DATA FOR THE TASK
——————————
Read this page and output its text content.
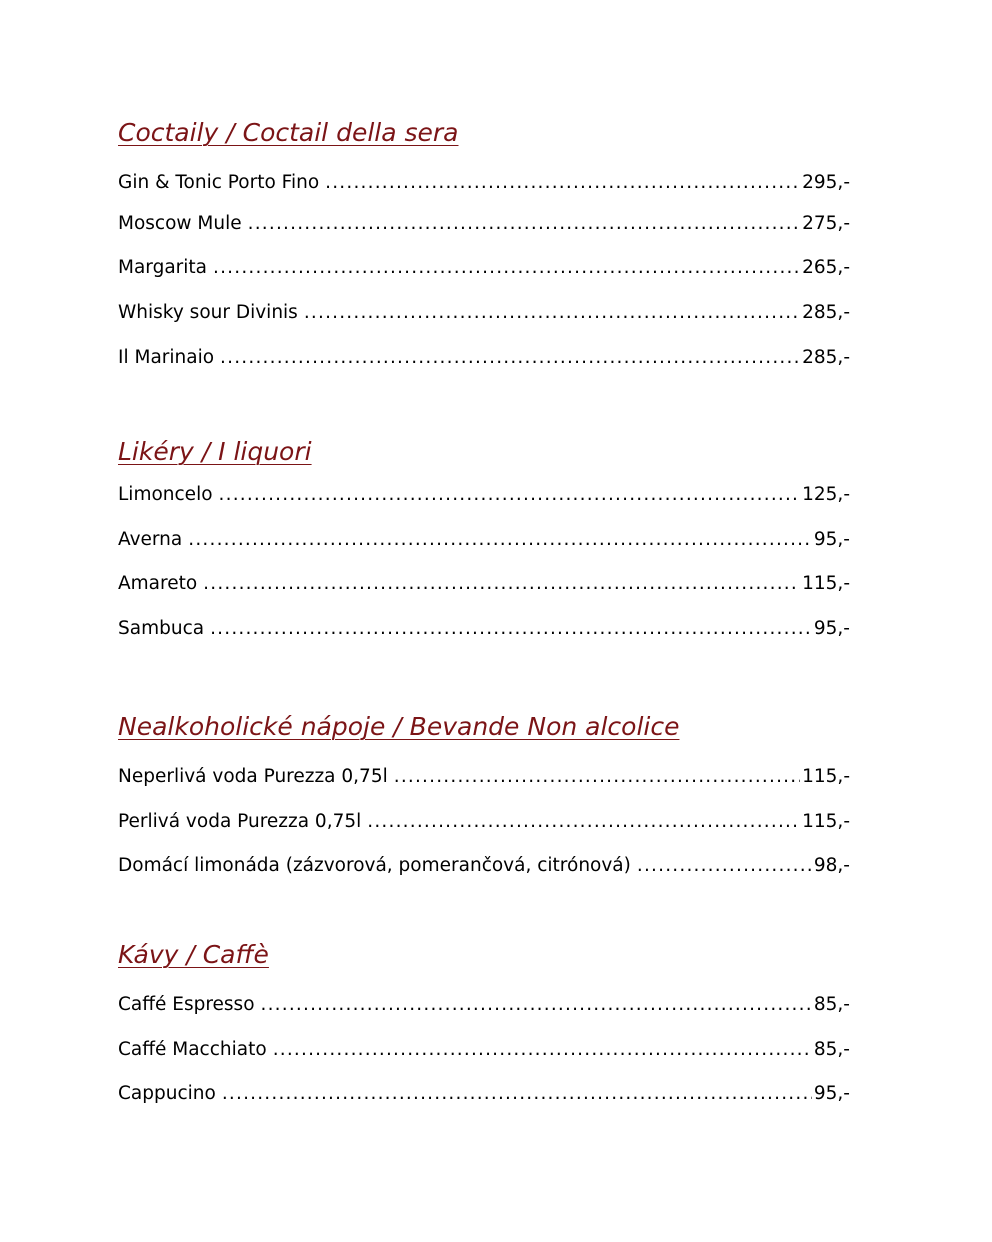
Coctaily / Coctail della sera
Gin & Tonic Porto Fino .....	295,-
Moscow Mule .....	275,-
Margarita .....	265,-
Whisky sour Divinis .....	285,-
Il Marinaio .....	285,-
Likéry / I liquori
Limoncelo .....	125,-
Averna .....	95,-
Amareto .....	115,-
Sambuca .....	95,-
Nealkoholické nápoje / Bevande Non alcolice
Neperlivá voda Purezza 0,75l .....	115,-
Perlivá voda Purezza 0,75l .....	115,-
Domácí limonáda (zázvorová, pomerančová, citrónová) .....	98,-
Kávy / Caffè
Caffé Espresso .....	85,-
Caffé Macchiato .....	85,-
Cappucino .....	95,-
——————————
REQUIREMENTS
Work through the records line by line and tally those holding "Purezza". Reply with the number alone.

REPLY
2